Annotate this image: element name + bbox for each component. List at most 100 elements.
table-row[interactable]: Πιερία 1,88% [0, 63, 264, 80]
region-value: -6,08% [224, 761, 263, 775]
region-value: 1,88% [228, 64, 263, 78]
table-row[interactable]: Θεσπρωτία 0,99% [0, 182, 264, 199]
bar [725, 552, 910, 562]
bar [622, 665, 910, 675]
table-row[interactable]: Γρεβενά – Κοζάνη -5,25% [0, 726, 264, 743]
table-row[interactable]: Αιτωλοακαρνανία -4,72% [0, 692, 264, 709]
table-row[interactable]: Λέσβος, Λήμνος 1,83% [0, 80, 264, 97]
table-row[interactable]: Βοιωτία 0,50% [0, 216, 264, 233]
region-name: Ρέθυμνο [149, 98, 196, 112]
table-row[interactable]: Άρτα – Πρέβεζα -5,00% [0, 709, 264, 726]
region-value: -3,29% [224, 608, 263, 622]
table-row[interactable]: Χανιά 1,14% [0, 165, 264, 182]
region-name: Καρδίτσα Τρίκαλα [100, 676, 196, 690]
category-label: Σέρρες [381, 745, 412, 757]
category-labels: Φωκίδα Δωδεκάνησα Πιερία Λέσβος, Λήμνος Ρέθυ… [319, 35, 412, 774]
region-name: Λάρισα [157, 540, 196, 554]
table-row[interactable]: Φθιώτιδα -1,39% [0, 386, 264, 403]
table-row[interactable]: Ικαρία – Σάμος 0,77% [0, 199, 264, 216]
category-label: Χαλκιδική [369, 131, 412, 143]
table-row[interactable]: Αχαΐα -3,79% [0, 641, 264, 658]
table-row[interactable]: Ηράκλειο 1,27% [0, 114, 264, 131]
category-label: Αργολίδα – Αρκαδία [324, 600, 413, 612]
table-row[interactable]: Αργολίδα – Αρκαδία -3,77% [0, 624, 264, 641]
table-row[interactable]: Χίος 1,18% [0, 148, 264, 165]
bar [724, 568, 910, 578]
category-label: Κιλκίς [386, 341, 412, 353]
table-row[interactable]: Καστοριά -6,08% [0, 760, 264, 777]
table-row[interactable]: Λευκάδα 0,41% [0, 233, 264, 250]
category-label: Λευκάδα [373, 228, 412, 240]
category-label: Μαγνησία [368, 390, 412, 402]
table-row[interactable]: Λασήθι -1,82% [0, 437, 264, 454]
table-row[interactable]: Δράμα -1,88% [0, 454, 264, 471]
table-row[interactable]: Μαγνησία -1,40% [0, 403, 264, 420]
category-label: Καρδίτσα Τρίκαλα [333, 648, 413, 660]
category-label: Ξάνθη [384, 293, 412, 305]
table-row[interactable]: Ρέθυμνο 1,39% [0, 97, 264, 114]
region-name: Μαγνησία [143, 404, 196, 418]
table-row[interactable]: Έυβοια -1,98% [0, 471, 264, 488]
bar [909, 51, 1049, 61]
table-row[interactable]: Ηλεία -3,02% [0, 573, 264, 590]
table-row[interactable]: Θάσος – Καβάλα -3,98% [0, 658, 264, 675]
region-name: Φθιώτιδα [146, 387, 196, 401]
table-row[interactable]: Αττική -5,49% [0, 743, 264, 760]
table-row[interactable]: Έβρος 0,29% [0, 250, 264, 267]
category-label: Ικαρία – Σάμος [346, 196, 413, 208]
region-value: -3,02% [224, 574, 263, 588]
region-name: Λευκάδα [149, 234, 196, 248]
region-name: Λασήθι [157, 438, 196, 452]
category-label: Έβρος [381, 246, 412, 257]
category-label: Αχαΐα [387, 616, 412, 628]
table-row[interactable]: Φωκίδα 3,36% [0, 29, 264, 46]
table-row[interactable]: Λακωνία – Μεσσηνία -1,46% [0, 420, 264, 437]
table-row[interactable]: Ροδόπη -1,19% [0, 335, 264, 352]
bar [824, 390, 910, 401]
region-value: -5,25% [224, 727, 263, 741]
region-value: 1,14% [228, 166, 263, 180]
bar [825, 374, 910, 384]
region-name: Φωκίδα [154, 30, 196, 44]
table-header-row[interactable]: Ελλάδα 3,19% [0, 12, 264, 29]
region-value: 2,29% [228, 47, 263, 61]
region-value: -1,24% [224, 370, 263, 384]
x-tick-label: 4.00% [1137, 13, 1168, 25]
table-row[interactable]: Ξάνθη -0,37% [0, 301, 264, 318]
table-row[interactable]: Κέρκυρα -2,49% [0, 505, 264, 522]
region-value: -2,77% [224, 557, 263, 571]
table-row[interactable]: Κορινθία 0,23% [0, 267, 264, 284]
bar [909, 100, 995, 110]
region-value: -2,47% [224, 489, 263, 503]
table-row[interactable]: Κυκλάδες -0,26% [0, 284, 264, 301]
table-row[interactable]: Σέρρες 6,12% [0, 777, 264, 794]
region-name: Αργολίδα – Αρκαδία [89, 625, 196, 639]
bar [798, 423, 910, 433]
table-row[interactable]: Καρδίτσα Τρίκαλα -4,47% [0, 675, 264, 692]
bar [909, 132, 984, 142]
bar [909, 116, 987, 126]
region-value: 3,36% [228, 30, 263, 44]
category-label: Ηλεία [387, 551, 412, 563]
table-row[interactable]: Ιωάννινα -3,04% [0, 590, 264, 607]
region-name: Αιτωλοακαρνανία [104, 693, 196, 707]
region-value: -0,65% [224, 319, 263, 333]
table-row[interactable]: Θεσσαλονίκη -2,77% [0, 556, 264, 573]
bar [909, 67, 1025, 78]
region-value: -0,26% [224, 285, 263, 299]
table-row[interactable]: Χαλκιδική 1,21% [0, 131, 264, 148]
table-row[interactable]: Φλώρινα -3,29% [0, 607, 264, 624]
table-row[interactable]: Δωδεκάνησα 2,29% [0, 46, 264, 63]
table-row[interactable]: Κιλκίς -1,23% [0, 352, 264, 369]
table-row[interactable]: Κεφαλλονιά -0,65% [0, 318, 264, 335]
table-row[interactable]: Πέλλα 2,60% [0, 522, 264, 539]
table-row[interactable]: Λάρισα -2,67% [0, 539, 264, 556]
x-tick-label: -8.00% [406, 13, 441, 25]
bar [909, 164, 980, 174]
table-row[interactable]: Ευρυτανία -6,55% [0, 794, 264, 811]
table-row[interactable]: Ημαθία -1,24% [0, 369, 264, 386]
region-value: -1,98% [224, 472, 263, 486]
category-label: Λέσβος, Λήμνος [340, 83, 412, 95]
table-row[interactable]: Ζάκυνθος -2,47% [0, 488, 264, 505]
::::::::
Work to complete – Can you render everything from the first of the items above down to the line containing "table-row[interactable]: Λέσβος, Λήμνος", both ends included, as a numbered list with any blank lines left out?

Exercise response –
1. Annotate this image: element name + bbox for each component. List at most 100 elements.
2. table-row[interactable]: Πιερία 1,88% [0, 63, 264, 80]
3. region-value: -6,08% [224, 761, 263, 775]
4. region-value: 1,88% [228, 64, 263, 78]
5. table-row[interactable]: Θεσπρωτία 0,99% [0, 182, 264, 199]
6. bar [725, 552, 910, 562]
7. bar [622, 665, 910, 675]
8. table-row[interactable]: Γρεβενά – Κοζάνη -5,25% [0, 726, 264, 743]
9. table-row[interactable]: Αιτωλοακαρνανία -4,72% [0, 692, 264, 709]
10. table-row[interactable]: Λέσβος, Λήμνος 1,83% [0, 80, 264, 97]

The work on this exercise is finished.